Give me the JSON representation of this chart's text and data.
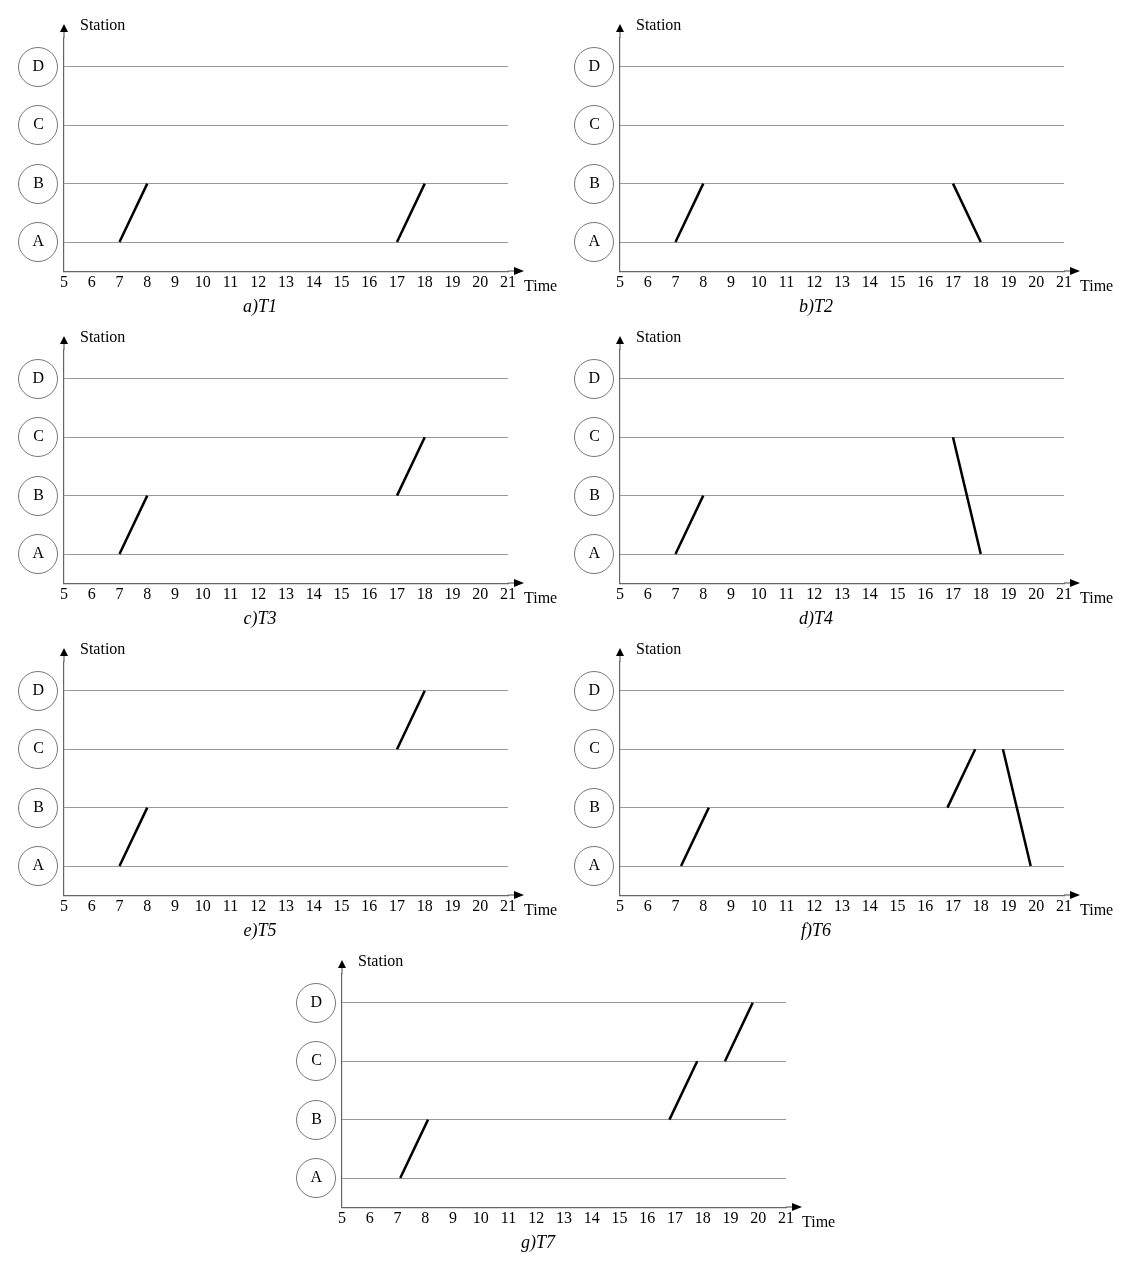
{
  "chart_data": [
    {
      "type": "line",
      "orientation": "horizontal",
      "title": "a)T1",
      "xlabel": "Time",
      "ylabel": "Station",
      "categories": [
        "D",
        "C",
        "B",
        "A"
      ],
      "xlim": [
        5,
        21
      ],
      "xticks": [
        5,
        6,
        7,
        8,
        9,
        10,
        11,
        12,
        13,
        14,
        15,
        16,
        17,
        18,
        19,
        20,
        21
      ],
      "grid": "y",
      "legend": false,
      "marker": "none",
      "series": [
        {
          "color": "#000000",
          "values": [
            null,
            null,
            8,
            7
          ]
        },
        {
          "color": "#000000",
          "values": [
            null,
            null,
            18,
            17
          ]
        }
      ]
    },
    {
      "type": "line",
      "orientation": "horizontal",
      "title": "b)T2",
      "xlabel": "Time",
      "ylabel": "Station",
      "categories": [
        "D",
        "C",
        "B",
        "A"
      ],
      "xlim": [
        5,
        21
      ],
      "xticks": [
        5,
        6,
        7,
        8,
        9,
        10,
        11,
        12,
        13,
        14,
        15,
        16,
        17,
        18,
        19,
        20,
        21
      ],
      "grid": "y",
      "legend": false,
      "marker": "none",
      "series": [
        {
          "color": "#000000",
          "values": [
            null,
            null,
            8,
            7
          ]
        },
        {
          "color": "#000000",
          "values": [
            null,
            null,
            17,
            18
          ]
        }
      ]
    },
    {
      "type": "line",
      "orientation": "horizontal",
      "title": "c)T3",
      "xlabel": "Time",
      "ylabel": "Station",
      "categories": [
        "D",
        "C",
        "B",
        "A"
      ],
      "xlim": [
        5,
        21
      ],
      "xticks": [
        5,
        6,
        7,
        8,
        9,
        10,
        11,
        12,
        13,
        14,
        15,
        16,
        17,
        18,
        19,
        20,
        21
      ],
      "grid": "y",
      "legend": false,
      "marker": "none",
      "series": [
        {
          "color": "#000000",
          "values": [
            null,
            null,
            8,
            7
          ]
        },
        {
          "color": "#000000",
          "values": [
            null,
            18,
            17,
            null
          ]
        }
      ]
    },
    {
      "type": "line",
      "orientation": "horizontal",
      "title": "d)T4",
      "xlabel": "Time",
      "ylabel": "Station",
      "categories": [
        "D",
        "C",
        "B",
        "A"
      ],
      "xlim": [
        5,
        21
      ],
      "xticks": [
        5,
        6,
        7,
        8,
        9,
        10,
        11,
        12,
        13,
        14,
        15,
        16,
        17,
        18,
        19,
        20,
        21
      ],
      "grid": "y",
      "legend": false,
      "marker": "none",
      "series": [
        {
          "color": "#000000",
          "values": [
            null,
            null,
            8,
            7
          ]
        },
        {
          "color": "#000000",
          "values": [
            null,
            17,
            17.5,
            18
          ]
        }
      ]
    },
    {
      "type": "line",
      "orientation": "horizontal",
      "title": "e)T5",
      "xlabel": "Time",
      "ylabel": "Station",
      "categories": [
        "D",
        "C",
        "B",
        "A"
      ],
      "xlim": [
        5,
        21
      ],
      "xticks": [
        5,
        6,
        7,
        8,
        9,
        10,
        11,
        12,
        13,
        14,
        15,
        16,
        17,
        18,
        19,
        20,
        21
      ],
      "grid": "y",
      "legend": false,
      "marker": "none",
      "series": [
        {
          "color": "#000000",
          "values": [
            null,
            null,
            8,
            7
          ]
        },
        {
          "color": "#000000",
          "values": [
            18,
            17,
            null,
            null
          ]
        }
      ]
    },
    {
      "type": "line",
      "orientation": "horizontal",
      "title": "f)T6",
      "xlabel": "Time",
      "ylabel": "Station",
      "categories": [
        "D",
        "C",
        "B",
        "A"
      ],
      "xlim": [
        5,
        21
      ],
      "xticks": [
        5,
        6,
        7,
        8,
        9,
        10,
        11,
        12,
        13,
        14,
        15,
        16,
        17,
        18,
        19,
        20,
        21
      ],
      "grid": "y",
      "legend": false,
      "marker": "none",
      "series": [
        {
          "color": "#000000",
          "values": [
            null,
            null,
            8.2,
            7.2
          ]
        },
        {
          "color": "#000000",
          "values": [
            null,
            17.8,
            16.8,
            null
          ]
        },
        {
          "color": "#000000",
          "values": [
            null,
            18.8,
            19.3,
            19.8
          ]
        }
      ]
    },
    {
      "type": "line",
      "orientation": "horizontal",
      "title": "g)T7",
      "xlabel": "Time",
      "ylabel": "Station",
      "categories": [
        "D",
        "C",
        "B",
        "A"
      ],
      "xlim": [
        5,
        21
      ],
      "xticks": [
        5,
        6,
        7,
        8,
        9,
        10,
        11,
        12,
        13,
        14,
        15,
        16,
        17,
        18,
        19,
        20,
        21
      ],
      "grid": "y",
      "legend": false,
      "marker": "none",
      "series": [
        {
          "color": "#000000",
          "values": [
            null,
            null,
            8.1,
            7.1
          ]
        },
        {
          "color": "#000000",
          "values": [
            null,
            17.8,
            16.8,
            null
          ]
        },
        {
          "color": "#000000",
          "values": [
            19.8,
            18.8,
            null,
            null
          ]
        }
      ]
    }
  ]
}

▶ **AIM OF THE TASK**: Write out each line again precisely as it appears, skipping every picture.

▶ **FINISHED TASK**:
Give me the JSON representation of this chart's text and data.
{
  "chart_data": [
    {
      "type": "line",
      "orientation": "horizontal",
      "title": "a)T1",
      "xlabel": "Time",
      "ylabel": "Station",
      "categories": [
        "D",
        "C",
        "B",
        "A"
      ],
      "xlim": [
        5,
        21
      ],
      "xticks": [
        5,
        6,
        7,
        8,
        9,
        10,
        11,
        12,
        13,
        14,
        15,
        16,
        17,
        18,
        19,
        20,
        21
      ],
      "grid": "y",
      "legend": false,
      "marker": "none",
      "series": [
        {
          "color": "#000000",
          "values": [
            null,
            null,
            8,
            7
          ]
        },
        {
          "color": "#000000",
          "values": [
            null,
            null,
            18,
            17
          ]
        }
      ]
    },
    {
      "type": "line",
      "orientation": "horizontal",
      "title": "b)T2",
      "xlabel": "Time",
      "ylabel": "Station",
      "categories": [
        "D",
        "C",
        "B",
        "A"
      ],
      "xlim": [
        5,
        21
      ],
      "xticks": [
        5,
        6,
        7,
        8,
        9,
        10,
        11,
        12,
        13,
        14,
        15,
        16,
        17,
        18,
        19,
        20,
        21
      ],
      "grid": "y",
      "legend": false,
      "marker": "none",
      "series": [
        {
          "color": "#000000",
          "values": [
            null,
            null,
            8,
            7
          ]
        },
        {
          "color": "#000000",
          "values": [
            null,
            null,
            17,
            18
          ]
        }
      ]
    },
    {
      "type": "line",
      "orientation": "horizontal",
      "title": "c)T3",
      "xlabel": "Time",
      "ylabel": "Station",
      "categories": [
        "D",
        "C",
        "B",
        "A"
      ],
      "xlim": [
        5,
        21
      ],
      "xticks": [
        5,
        6,
        7,
        8,
        9,
        10,
        11,
        12,
        13,
        14,
        15,
        16,
        17,
        18,
        19,
        20,
        21
      ],
      "grid": "y",
      "legend": false,
      "marker": "none",
      "series": [
        {
          "color": "#000000",
          "values": [
            null,
            null,
            8,
            7
          ]
        },
        {
          "color": "#000000",
          "values": [
            null,
            18,
            17,
            null
          ]
        }
      ]
    },
    {
      "type": "line",
      "orientation": "horizontal",
      "title": "d)T4",
      "xlabel": "Time",
      "ylabel": "Station",
      "categories": [
        "D",
        "C",
        "B",
        "A"
      ],
      "xlim": [
        5,
        21
      ],
      "xticks": [
        5,
        6,
        7,
        8,
        9,
        10,
        11,
        12,
        13,
        14,
        15,
        16,
        17,
        18,
        19,
        20,
        21
      ],
      "grid": "y",
      "legend": false,
      "marker": "none",
      "series": [
        {
          "color": "#000000",
          "values": [
            null,
            null,
            8,
            7
          ]
        },
        {
          "color": "#000000",
          "values": [
            null,
            17,
            17.5,
            18
          ]
        }
      ]
    },
    {
      "type": "line",
      "orientation": "horizontal",
      "title": "e)T5",
      "xlabel": "Time",
      "ylabel": "Station",
      "categories": [
        "D",
        "C",
        "B",
        "A"
      ],
      "xlim": [
        5,
        21
      ],
      "xticks": [
        5,
        6,
        7,
        8,
        9,
        10,
        11,
        12,
        13,
        14,
        15,
        16,
        17,
        18,
        19,
        20,
        21
      ],
      "grid": "y",
      "legend": false,
      "marker": "none",
      "series": [
        {
          "color": "#000000",
          "values": [
            null,
            null,
            8,
            7
          ]
        },
        {
          "color": "#000000",
          "values": [
            18,
            17,
            null,
            null
          ]
        }
      ]
    },
    {
      "type": "line",
      "orientation": "horizontal",
      "title": "f)T6",
      "xlabel": "Time",
      "ylabel": "Station",
      "categories": [
        "D",
        "C",
        "B",
        "A"
      ],
      "xlim": [
        5,
        21
      ],
      "xticks": [
        5,
        6,
        7,
        8,
        9,
        10,
        11,
        12,
        13,
        14,
        15,
        16,
        17,
        18,
        19,
        20,
        21
      ],
      "grid": "y",
      "legend": false,
      "marker": "none",
      "series": [
        {
          "color": "#000000",
          "values": [
            null,
            null,
            8.2,
            7.2
          ]
        },
        {
          "color": "#000000",
          "values": [
            null,
            17.8,
            16.8,
            null
          ]
        },
        {
          "color": "#000000",
          "values": [
            null,
            18.8,
            19.3,
            19.8
          ]
        }
      ]
    },
    {
      "type": "line",
      "orientation": "horizontal",
      "title": "g)T7",
      "xlabel": "Time",
      "ylabel": "Station",
      "categories": [
        "D",
        "C",
        "B",
        "A"
      ],
      "xlim": [
        5,
        21
      ],
      "xticks": [
        5,
        6,
        7,
        8,
        9,
        10,
        11,
        12,
        13,
        14,
        15,
        16,
        17,
        18,
        19,
        20,
        21
      ],
      "grid": "y",
      "legend": false,
      "marker": "none",
      "series": [
        {
          "color": "#000000",
          "values": [
            null,
            null,
            8.1,
            7.1
          ]
        },
        {
          "color": "#000000",
          "values": [
            null,
            17.8,
            16.8,
            null
          ]
        },
        {
          "color": "#000000",
          "values": [
            19.8,
            18.8,
            null,
            null
          ]
        }
      ]
    }
  ]
}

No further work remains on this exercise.